Stored items:
——

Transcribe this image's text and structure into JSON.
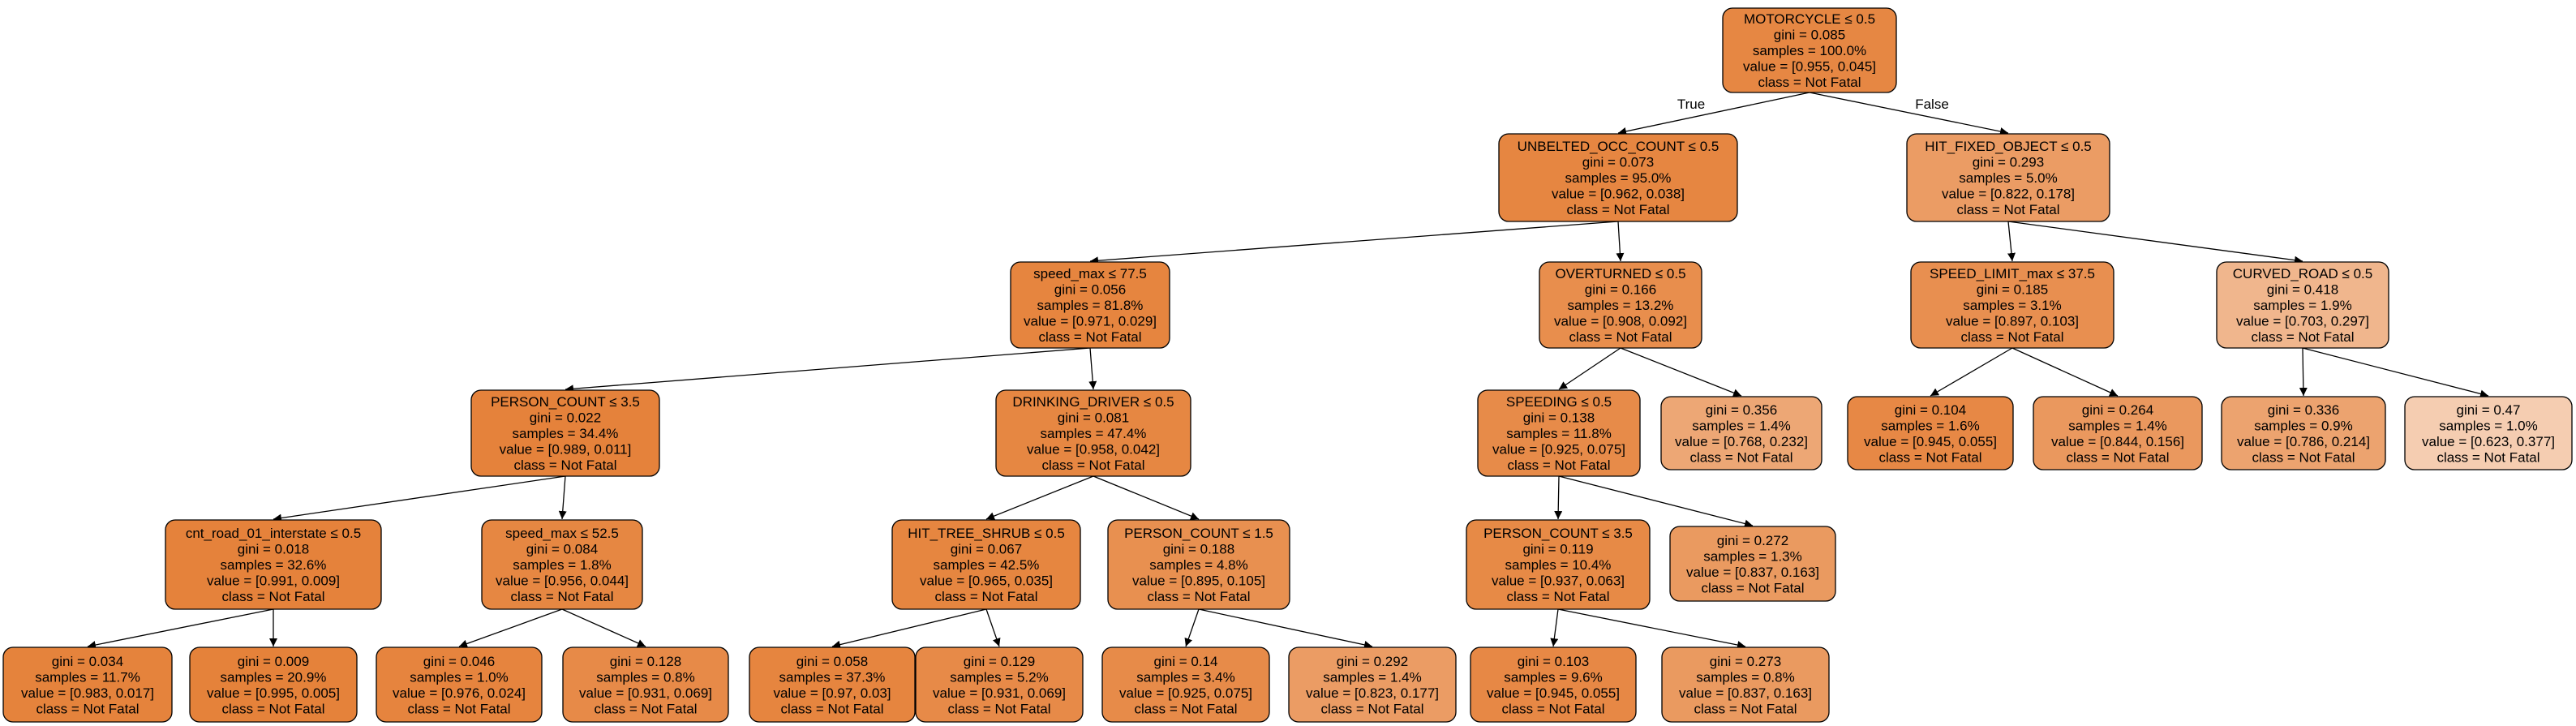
{
  "tree": {
    "edge_labels": {
      "true_label": "True",
      "false_label": "False"
    },
    "nodes": [
      {
        "id": "n0",
        "lines": [
          "MOTORCYCLE ≤ 0.5",
          "gini = 0.085",
          "samples = 100.0%",
          "value = [0.955, 0.045]",
          "class = Not Fatal"
        ],
        "fill": "#e68743"
      },
      {
        "id": "n1",
        "lines": [
          "UNBELTED_OCC_COUNT ≤ 0.5",
          "gini = 0.073",
          "samples = 95.0%",
          "value = [0.962, 0.038]",
          "class = Not Fatal"
        ],
        "fill": "#e68641"
      },
      {
        "id": "n2",
        "lines": [
          "HIT_FIXED_OBJECT ≤ 0.5",
          "gini = 0.293",
          "samples = 5.0%",
          "value = [0.822, 0.178]",
          "class = Not Fatal"
        ],
        "fill": "#eb9c64"
      },
      {
        "id": "n3",
        "lines": [
          "speed_max ≤ 77.5",
          "gini = 0.056",
          "samples = 81.8%",
          "value = [0.971, 0.029]",
          "class = Not Fatal"
        ],
        "fill": "#e6853f"
      },
      {
        "id": "n4",
        "lines": [
          "OVERTURNED ≤ 0.5",
          "gini = 0.166",
          "samples = 13.2%",
          "value = [0.908, 0.092]",
          "class = Not Fatal"
        ],
        "fill": "#e88e4d"
      },
      {
        "id": "n5",
        "lines": [
          "SPEED_LIMIT_max ≤ 37.5",
          "gini = 0.185",
          "samples = 3.1%",
          "value = [0.897, 0.103]",
          "class = Not Fatal"
        ],
        "fill": "#e88f50"
      },
      {
        "id": "n6",
        "lines": [
          "CURVED_ROAD ≤ 0.5",
          "gini = 0.418",
          "samples = 1.9%",
          "value = [0.703, 0.297]",
          "class = Not Fatal"
        ],
        "fill": "#f0b68d"
      },
      {
        "id": "n7",
        "lines": [
          "PERSON_COUNT ≤ 3.5",
          "gini = 0.022",
          "samples = 34.4%",
          "value = [0.989, 0.011]",
          "class = Not Fatal"
        ],
        "fill": "#e5823b"
      },
      {
        "id": "n8",
        "lines": [
          "DRINKING_DRIVER ≤ 0.5",
          "gini = 0.081",
          "samples = 47.4%",
          "value = [0.958, 0.042]",
          "class = Not Fatal"
        ],
        "fill": "#e68742"
      },
      {
        "id": "n9",
        "lines": [
          "SPEEDING ≤ 0.5",
          "gini = 0.138",
          "samples = 11.8%",
          "value = [0.925, 0.075]",
          "class = Not Fatal"
        ],
        "fill": "#e78b49"
      },
      {
        "id": "n10",
        "lines": [
          "gini = 0.356",
          "samples = 1.4%",
          "value = [0.768, 0.232]",
          "class = Not Fatal"
        ],
        "fill": "#eda775"
      },
      {
        "id": "n11",
        "lines": [
          "gini = 0.104",
          "samples = 1.6%",
          "value = [0.945, 0.055]",
          "class = Not Fatal"
        ],
        "fill": "#e78845"
      },
      {
        "id": "n12",
        "lines": [
          "gini = 0.264",
          "samples = 1.4%",
          "value = [0.844, 0.156]",
          "class = Not Fatal"
        ],
        "fill": "#ea985e"
      },
      {
        "id": "n13",
        "lines": [
          "gini = 0.336",
          "samples = 0.9%",
          "value = [0.786, 0.214]",
          "class = Not Fatal"
        ],
        "fill": "#eca36f"
      },
      {
        "id": "n14",
        "lines": [
          "gini = 0.47",
          "samples = 1.0%",
          "value = [0.623, 0.377]",
          "class = Not Fatal"
        ],
        "fill": "#f5cdb1"
      },
      {
        "id": "n15",
        "lines": [
          "cnt_road_01_interstate ≤ 0.5",
          "gini = 0.018",
          "samples = 32.6%",
          "value = [0.991, 0.009]",
          "class = Not Fatal"
        ],
        "fill": "#e5823b"
      },
      {
        "id": "n16",
        "lines": [
          "speed_max ≤ 52.5",
          "gini = 0.084",
          "samples = 1.8%",
          "value = [0.956, 0.044]",
          "class = Not Fatal"
        ],
        "fill": "#e68742"
      },
      {
        "id": "n17",
        "lines": [
          "HIT_TREE_SHRUB ≤ 0.5",
          "gini = 0.067",
          "samples = 42.5%",
          "value = [0.965, 0.035]",
          "class = Not Fatal"
        ],
        "fill": "#e68640"
      },
      {
        "id": "n18",
        "lines": [
          "PERSON_COUNT ≤ 1.5",
          "gini = 0.188",
          "samples = 4.8%",
          "value = [0.895, 0.105]",
          "class = Not Fatal"
        ],
        "fill": "#e89050"
      },
      {
        "id": "n19",
        "lines": [
          "PERSON_COUNT ≤ 3.5",
          "gini = 0.119",
          "samples = 10.4%",
          "value = [0.937, 0.063]",
          "class = Not Fatal"
        ],
        "fill": "#e78a46"
      },
      {
        "id": "n20",
        "lines": [
          "gini = 0.272",
          "samples = 1.3%",
          "value = [0.837, 0.163]",
          "class = Not Fatal"
        ],
        "fill": "#ea9a60"
      },
      {
        "id": "n21",
        "lines": [
          "gini = 0.034",
          "samples = 11.7%",
          "value = [0.983, 0.017]",
          "class = Not Fatal"
        ],
        "fill": "#e5833c"
      },
      {
        "id": "n22",
        "lines": [
          "gini = 0.009",
          "samples = 20.9%",
          "value = [0.995, 0.005]",
          "class = Not Fatal"
        ],
        "fill": "#e5823a"
      },
      {
        "id": "n23",
        "lines": [
          "gini = 0.046",
          "samples = 1.0%",
          "value = [0.976, 0.024]",
          "class = Not Fatal"
        ],
        "fill": "#e6843e"
      },
      {
        "id": "n24",
        "lines": [
          "gini = 0.128",
          "samples = 0.8%",
          "value = [0.931, 0.069]",
          "class = Not Fatal"
        ],
        "fill": "#e78a48"
      },
      {
        "id": "n25",
        "lines": [
          "gini = 0.058",
          "samples = 37.3%",
          "value = [0.97, 0.03]",
          "class = Not Fatal"
        ],
        "fill": "#e6853f"
      },
      {
        "id": "n26",
        "lines": [
          "gini = 0.129",
          "samples = 5.2%",
          "value = [0.931, 0.069]",
          "class = Not Fatal"
        ],
        "fill": "#e78a48"
      },
      {
        "id": "n27",
        "lines": [
          "gini = 0.14",
          "samples = 3.4%",
          "value = [0.925, 0.075]",
          "class = Not Fatal"
        ],
        "fill": "#e78b49"
      },
      {
        "id": "n28",
        "lines": [
          "gini = 0.292",
          "samples = 1.4%",
          "value = [0.823, 0.177]",
          "class = Not Fatal"
        ],
        "fill": "#eb9c64"
      },
      {
        "id": "n29",
        "lines": [
          "gini = 0.103",
          "samples = 9.6%",
          "value = [0.945, 0.055]",
          "class = Not Fatal"
        ],
        "fill": "#e78845"
      },
      {
        "id": "n30",
        "lines": [
          "gini = 0.273",
          "samples = 0.8%",
          "value = [0.837, 0.163]",
          "class = Not Fatal"
        ],
        "fill": "#ea9a60"
      }
    ],
    "edges": [
      [
        "n0",
        "n1"
      ],
      [
        "n0",
        "n2"
      ],
      [
        "n1",
        "n3"
      ],
      [
        "n1",
        "n4"
      ],
      [
        "n2",
        "n5"
      ],
      [
        "n2",
        "n6"
      ],
      [
        "n3",
        "n7"
      ],
      [
        "n3",
        "n8"
      ],
      [
        "n4",
        "n9"
      ],
      [
        "n4",
        "n10"
      ],
      [
        "n5",
        "n11"
      ],
      [
        "n5",
        "n12"
      ],
      [
        "n6",
        "n13"
      ],
      [
        "n6",
        "n14"
      ],
      [
        "n7",
        "n15"
      ],
      [
        "n7",
        "n16"
      ],
      [
        "n8",
        "n17"
      ],
      [
        "n8",
        "n18"
      ],
      [
        "n9",
        "n19"
      ],
      [
        "n9",
        "n20"
      ],
      [
        "n15",
        "n21"
      ],
      [
        "n15",
        "n22"
      ],
      [
        "n16",
        "n23"
      ],
      [
        "n16",
        "n24"
      ],
      [
        "n17",
        "n25"
      ],
      [
        "n17",
        "n26"
      ],
      [
        "n18",
        "n27"
      ],
      [
        "n18",
        "n28"
      ],
      [
        "n19",
        "n29"
      ],
      [
        "n19",
        "n30"
      ]
    ]
  }
}
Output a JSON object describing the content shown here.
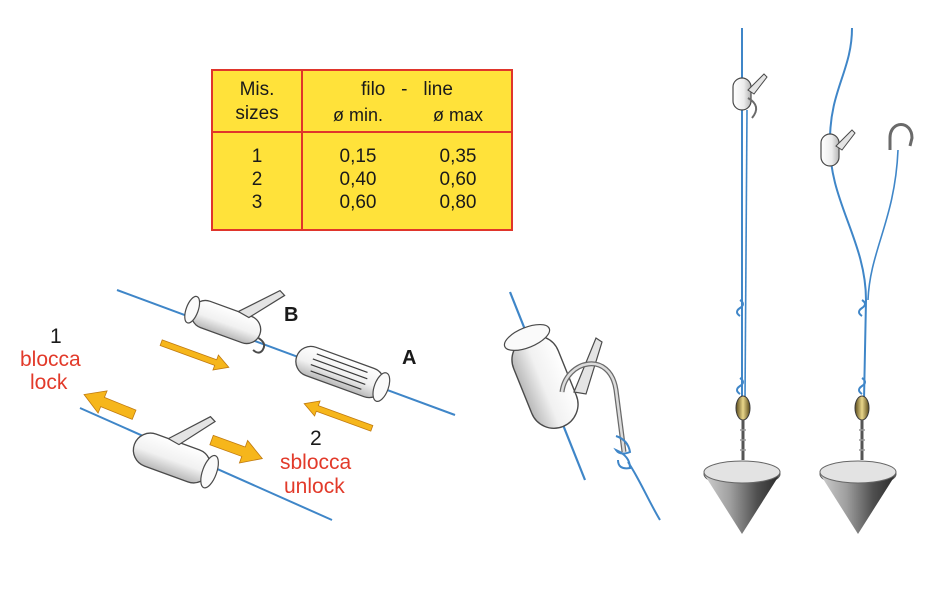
{
  "table": {
    "header": {
      "col1_line1": "Mis.",
      "col1_line2": "sizes",
      "col2_line1": "filo   -   line",
      "col2_min": "ø min.",
      "col2_max": "ø max"
    },
    "rows": [
      {
        "size": "1",
        "min": "0,15",
        "max": "0,35"
      },
      {
        "size": "2",
        "min": "0,40",
        "max": "0,60"
      },
      {
        "size": "3",
        "min": "0,60",
        "max": "0,80"
      }
    ]
  },
  "labels": {
    "lock_number": "1",
    "lock_it": "blocca",
    "lock_en": "lock",
    "unlock_number": "2",
    "unlock_it": "sblocca",
    "unlock_en": "unlock",
    "part_b": "B",
    "part_a": "A"
  },
  "colors": {
    "line": "#3f86c8",
    "arrow": "#f6b61b",
    "table_fill": "#ffe23a",
    "table_border": "#e0352b",
    "label_red": "#e23a2a"
  }
}
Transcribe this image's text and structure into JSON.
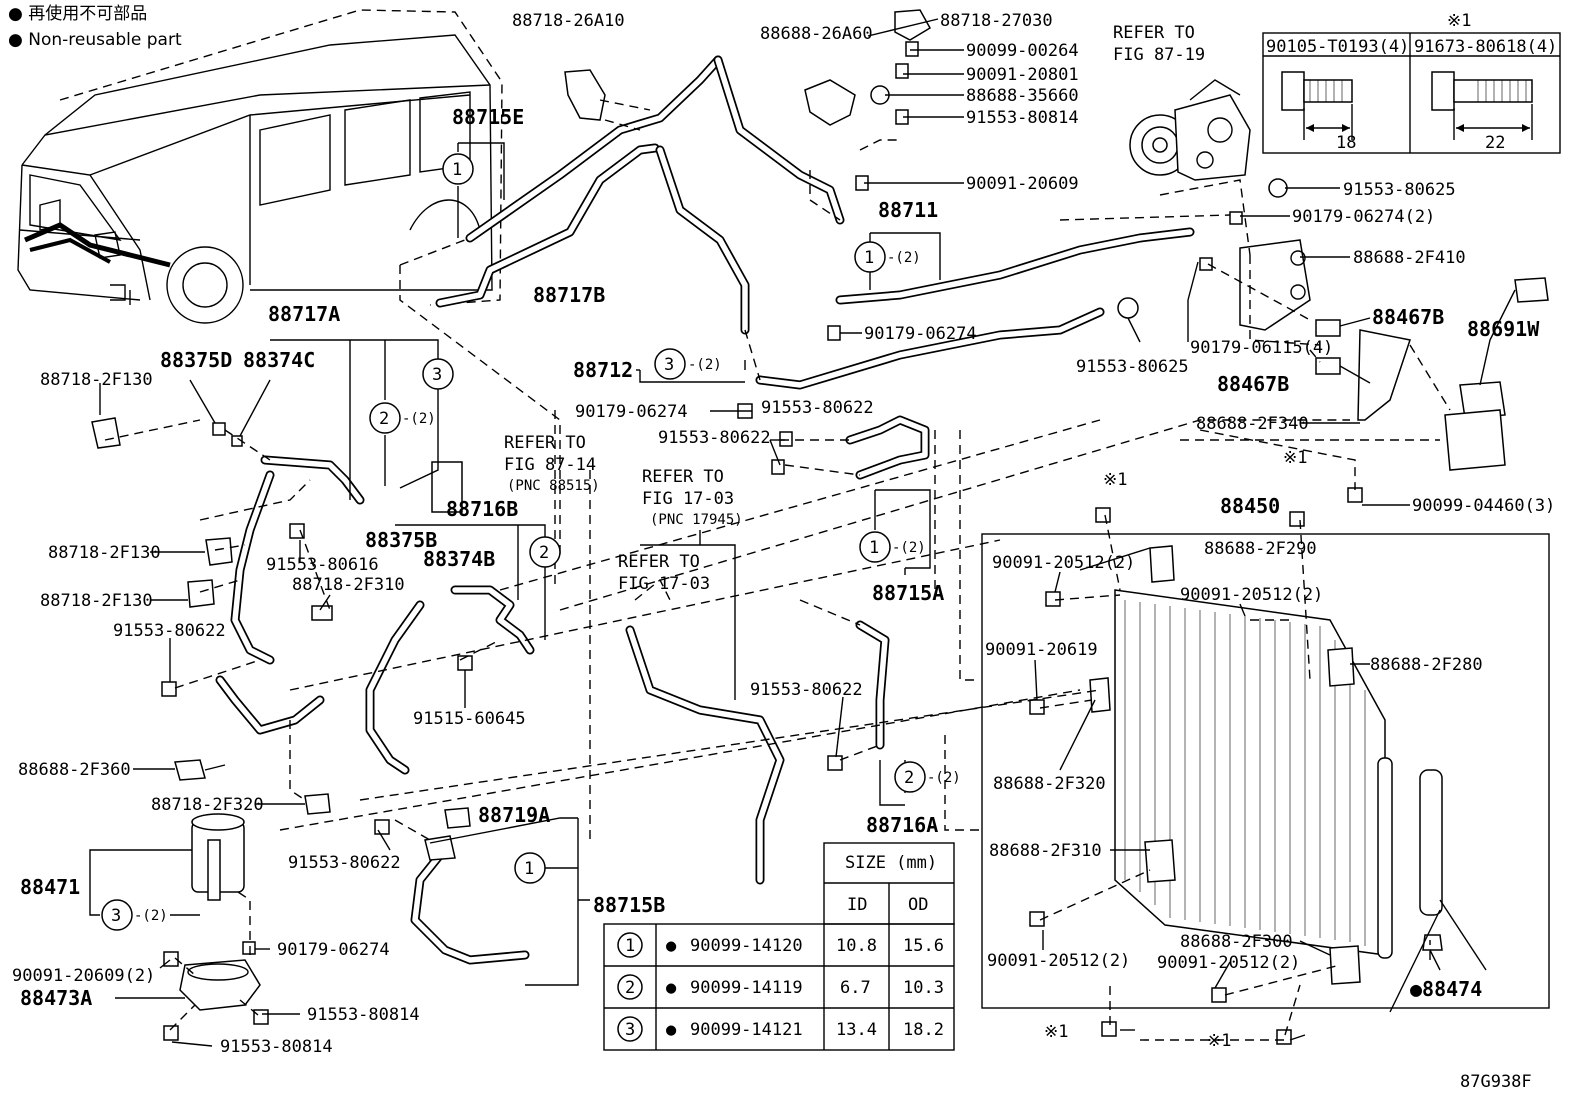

——

◆ GIVEN INSTRUCTION ◆
The lines from the one holding "Output a JSON" through the end of the material above are to be echoed exactly, both ends included. Do not include pictures.

◆ FINAL RESULT ◆
Output a JSON object describing the content shown here.
{
  "table": {
    "header": {
      "col1_line1": "Mis.",
      "col1_line2": "sizes",
      "col2_line1": "filo   -   line",
      "col2_min": "ø min.",
      "col2_max": "ø max"
    },
    "rows": [
      {
        "size": "1",
        "min": "0,15",
        "max": "0,35"
      },
      {
        "size": "2",
        "min": "0,40",
        "max": "0,60"
      },
      {
        "size": "3",
        "min": "0,60",
        "max": "0,80"
      }
    ]
  },
  "labels": {
    "lock_number": "1",
    "lock_it": "blocca",
    "lock_en": "lock",
    "unlock_number": "2",
    "unlock_it": "sblocca",
    "unlock_en": "unlock",
    "part_b": "B",
    "part_a": "A"
  },
  "colors": {
    "line": "#3f86c8",
    "arrow": "#f6b61b",
    "table_fill": "#ffe23a",
    "table_border": "#e0352b",
    "label_red": "#e23a2a"
  }
}
Transcribe this image's text and structure into JSON.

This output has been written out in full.